#### Aim
Output the data word for word, dropping every image.

#### Information given
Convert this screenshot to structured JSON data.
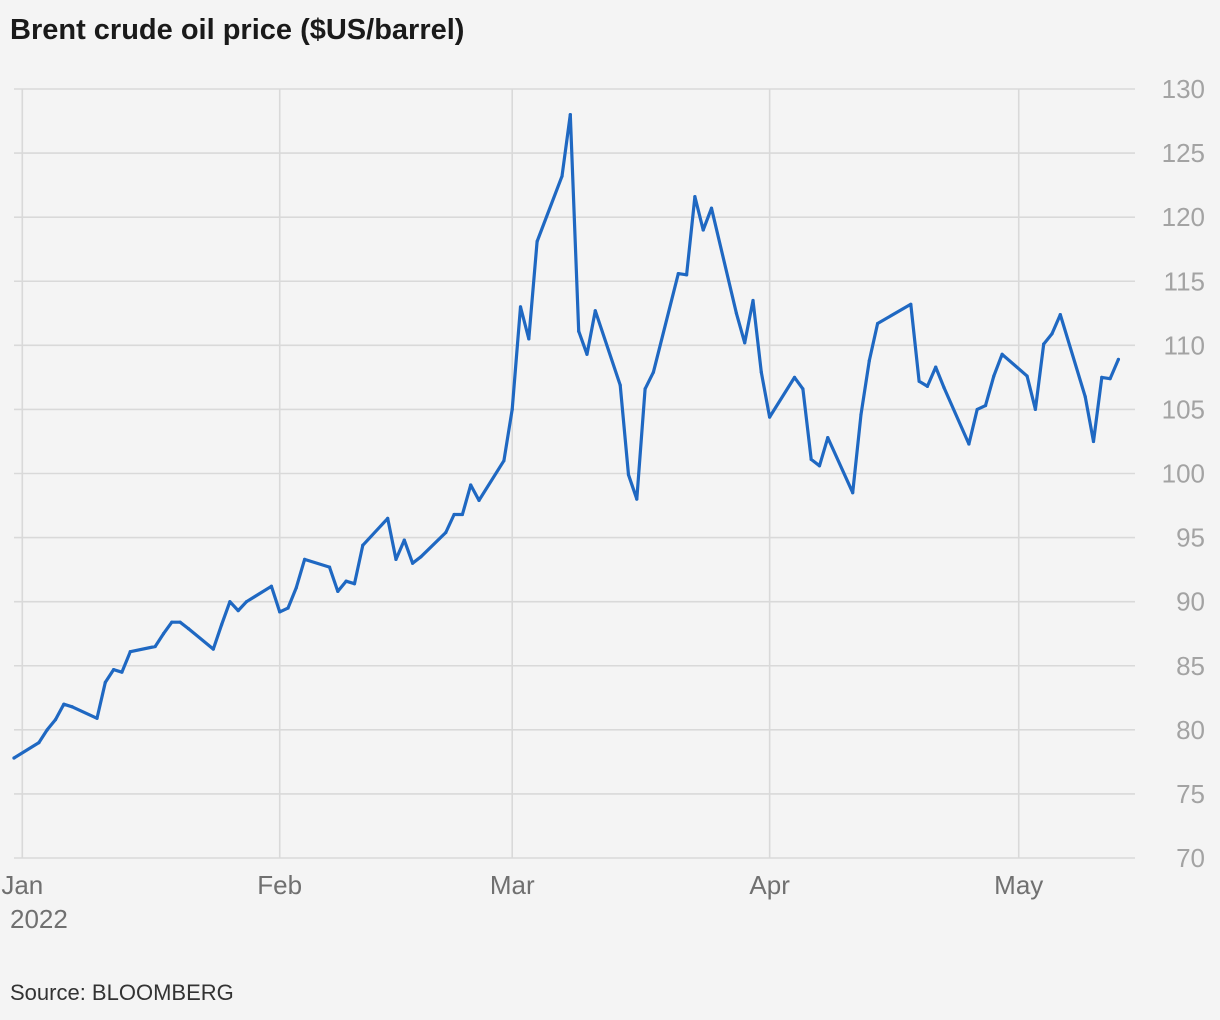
{
  "title": "Brent crude oil price ($US/barrel)",
  "source": "Source: BLOOMBERG",
  "colors": {
    "line": "#1f68c2",
    "grid": "#d9d9d9",
    "y_tick": "#a3a3a3",
    "x_tick": "#707070",
    "background": "#f4f4f4"
  },
  "chart_data": {
    "type": "line",
    "title": "Brent crude oil price ($US/barrel)",
    "xlabel": "",
    "ylabel": "",
    "ylim": [
      70,
      130
    ],
    "yticks": [
      70,
      75,
      80,
      85,
      90,
      95,
      100,
      105,
      110,
      115,
      120,
      125,
      130
    ],
    "y_axis_side": "right",
    "grid": true,
    "xlim": [
      "2021-12-31",
      "2022-05-15"
    ],
    "xticks": [
      {
        "date": "2022-01-01",
        "label": "Jan",
        "sublabel": "2022"
      },
      {
        "date": "2022-02-01",
        "label": "Feb"
      },
      {
        "date": "2022-03-01",
        "label": "Mar"
      },
      {
        "date": "2022-04-01",
        "label": "Apr"
      },
      {
        "date": "2022-05-01",
        "label": "May"
      }
    ],
    "series": [
      {
        "x": [
          "2021-12-31",
          "2022-01-03",
          "2022-01-04",
          "2022-01-05",
          "2022-01-06",
          "2022-01-07",
          "2022-01-10",
          "2022-01-11",
          "2022-01-12",
          "2022-01-13",
          "2022-01-14",
          "2022-01-17",
          "2022-01-18",
          "2022-01-19",
          "2022-01-20",
          "2022-01-21",
          "2022-01-24",
          "2022-01-25",
          "2022-01-26",
          "2022-01-27",
          "2022-01-28",
          "2022-01-31",
          "2022-02-01",
          "2022-02-02",
          "2022-02-03",
          "2022-02-04",
          "2022-02-07",
          "2022-02-08",
          "2022-02-09",
          "2022-02-10",
          "2022-02-11",
          "2022-02-14",
          "2022-02-15",
          "2022-02-16",
          "2022-02-17",
          "2022-02-18",
          "2022-02-21",
          "2022-02-22",
          "2022-02-23",
          "2022-02-24",
          "2022-02-25",
          "2022-02-28",
          "2022-03-01",
          "2022-03-02",
          "2022-03-03",
          "2022-03-04",
          "2022-03-07",
          "2022-03-08",
          "2022-03-09",
          "2022-03-10",
          "2022-03-11",
          "2022-03-14",
          "2022-03-15",
          "2022-03-16",
          "2022-03-17",
          "2022-03-18",
          "2022-03-21",
          "2022-03-22",
          "2022-03-23",
          "2022-03-24",
          "2022-03-25",
          "2022-03-28",
          "2022-03-29",
          "2022-03-30",
          "2022-03-31",
          "2022-04-01",
          "2022-04-04",
          "2022-04-05",
          "2022-04-06",
          "2022-04-07",
          "2022-04-08",
          "2022-04-11",
          "2022-04-12",
          "2022-04-13",
          "2022-04-14",
          "2022-04-18",
          "2022-04-19",
          "2022-04-20",
          "2022-04-21",
          "2022-04-22",
          "2022-04-25",
          "2022-04-26",
          "2022-04-27",
          "2022-04-28",
          "2022-04-29",
          "2022-05-02",
          "2022-05-03",
          "2022-05-04",
          "2022-05-05",
          "2022-05-06",
          "2022-05-09",
          "2022-05-10",
          "2022-05-11",
          "2022-05-12",
          "2022-05-13"
        ],
        "values": [
          77.8,
          79.0,
          80.0,
          80.8,
          82.0,
          81.8,
          80.9,
          83.7,
          84.7,
          84.5,
          86.1,
          86.5,
          87.5,
          88.4,
          88.4,
          87.9,
          86.3,
          88.2,
          90.0,
          89.3,
          90.0,
          91.2,
          89.2,
          89.5,
          91.1,
          93.3,
          92.7,
          90.8,
          91.6,
          91.4,
          94.4,
          96.5,
          93.3,
          94.8,
          93.0,
          93.5,
          95.4,
          96.8,
          96.8,
          99.1,
          97.9,
          101.0,
          105.0,
          113.0,
          110.5,
          118.1,
          123.2,
          128.0,
          111.1,
          109.3,
          112.7,
          106.9,
          99.9,
          98.0,
          106.6,
          107.9,
          115.6,
          115.5,
          121.6,
          119.0,
          120.7,
          112.5,
          110.2,
          113.5,
          107.9,
          104.4,
          107.5,
          106.6,
          101.1,
          100.6,
          102.8,
          98.5,
          104.6,
          108.8,
          111.7,
          113.2,
          107.2,
          106.8,
          108.3,
          106.7,
          102.3,
          105.0,
          105.3,
          107.6,
          109.3,
          107.6,
          105.0,
          110.1,
          110.9,
          112.4,
          106.0,
          102.5,
          107.5,
          107.4,
          108.9
        ]
      }
    ]
  }
}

#### Solution to the exercise
Convert this screenshot to structured JSON data.
{
  "title": "Brent crude oil price ($US/barrel)",
  "source": "Source: BLOOMBERG",
  "colors": {
    "line": "#1f68c2",
    "grid": "#d9d9d9",
    "y_tick": "#a3a3a3",
    "x_tick": "#707070",
    "background": "#f4f4f4"
  },
  "chart_data": {
    "type": "line",
    "title": "Brent crude oil price ($US/barrel)",
    "xlabel": "",
    "ylabel": "",
    "ylim": [
      70,
      130
    ],
    "yticks": [
      70,
      75,
      80,
      85,
      90,
      95,
      100,
      105,
      110,
      115,
      120,
      125,
      130
    ],
    "y_axis_side": "right",
    "grid": true,
    "xlim": [
      "2021-12-31",
      "2022-05-15"
    ],
    "xticks": [
      {
        "date": "2022-01-01",
        "label": "Jan",
        "sublabel": "2022"
      },
      {
        "date": "2022-02-01",
        "label": "Feb"
      },
      {
        "date": "2022-03-01",
        "label": "Mar"
      },
      {
        "date": "2022-04-01",
        "label": "Apr"
      },
      {
        "date": "2022-05-01",
        "label": "May"
      }
    ],
    "series": [
      {
        "x": [
          "2021-12-31",
          "2022-01-03",
          "2022-01-04",
          "2022-01-05",
          "2022-01-06",
          "2022-01-07",
          "2022-01-10",
          "2022-01-11",
          "2022-01-12",
          "2022-01-13",
          "2022-01-14",
          "2022-01-17",
          "2022-01-18",
          "2022-01-19",
          "2022-01-20",
          "2022-01-21",
          "2022-01-24",
          "2022-01-25",
          "2022-01-26",
          "2022-01-27",
          "2022-01-28",
          "2022-01-31",
          "2022-02-01",
          "2022-02-02",
          "2022-02-03",
          "2022-02-04",
          "2022-02-07",
          "2022-02-08",
          "2022-02-09",
          "2022-02-10",
          "2022-02-11",
          "2022-02-14",
          "2022-02-15",
          "2022-02-16",
          "2022-02-17",
          "2022-02-18",
          "2022-02-21",
          "2022-02-22",
          "2022-02-23",
          "2022-02-24",
          "2022-02-25",
          "2022-02-28",
          "2022-03-01",
          "2022-03-02",
          "2022-03-03",
          "2022-03-04",
          "2022-03-07",
          "2022-03-08",
          "2022-03-09",
          "2022-03-10",
          "2022-03-11",
          "2022-03-14",
          "2022-03-15",
          "2022-03-16",
          "2022-03-17",
          "2022-03-18",
          "2022-03-21",
          "2022-03-22",
          "2022-03-23",
          "2022-03-24",
          "2022-03-25",
          "2022-03-28",
          "2022-03-29",
          "2022-03-30",
          "2022-03-31",
          "2022-04-01",
          "2022-04-04",
          "2022-04-05",
          "2022-04-06",
          "2022-04-07",
          "2022-04-08",
          "2022-04-11",
          "2022-04-12",
          "2022-04-13",
          "2022-04-14",
          "2022-04-18",
          "2022-04-19",
          "2022-04-20",
          "2022-04-21",
          "2022-04-22",
          "2022-04-25",
          "2022-04-26",
          "2022-04-27",
          "2022-04-28",
          "2022-04-29",
          "2022-05-02",
          "2022-05-03",
          "2022-05-04",
          "2022-05-05",
          "2022-05-06",
          "2022-05-09",
          "2022-05-10",
          "2022-05-11",
          "2022-05-12",
          "2022-05-13"
        ],
        "values": [
          77.8,
          79.0,
          80.0,
          80.8,
          82.0,
          81.8,
          80.9,
          83.7,
          84.7,
          84.5,
          86.1,
          86.5,
          87.5,
          88.4,
          88.4,
          87.9,
          86.3,
          88.2,
          90.0,
          89.3,
          90.0,
          91.2,
          89.2,
          89.5,
          91.1,
          93.3,
          92.7,
          90.8,
          91.6,
          91.4,
          94.4,
          96.5,
          93.3,
          94.8,
          93.0,
          93.5,
          95.4,
          96.8,
          96.8,
          99.1,
          97.9,
          101.0,
          105.0,
          113.0,
          110.5,
          118.1,
          123.2,
          128.0,
          111.1,
          109.3,
          112.7,
          106.9,
          99.9,
          98.0,
          106.6,
          107.9,
          115.6,
          115.5,
          121.6,
          119.0,
          120.7,
          112.5,
          110.2,
          113.5,
          107.9,
          104.4,
          107.5,
          106.6,
          101.1,
          100.6,
          102.8,
          98.5,
          104.6,
          108.8,
          111.7,
          113.2,
          107.2,
          106.8,
          108.3,
          106.7,
          102.3,
          105.0,
          105.3,
          107.6,
          109.3,
          107.6,
          105.0,
          110.1,
          110.9,
          112.4,
          106.0,
          102.5,
          107.5,
          107.4,
          108.9
        ]
      }
    ]
  }
}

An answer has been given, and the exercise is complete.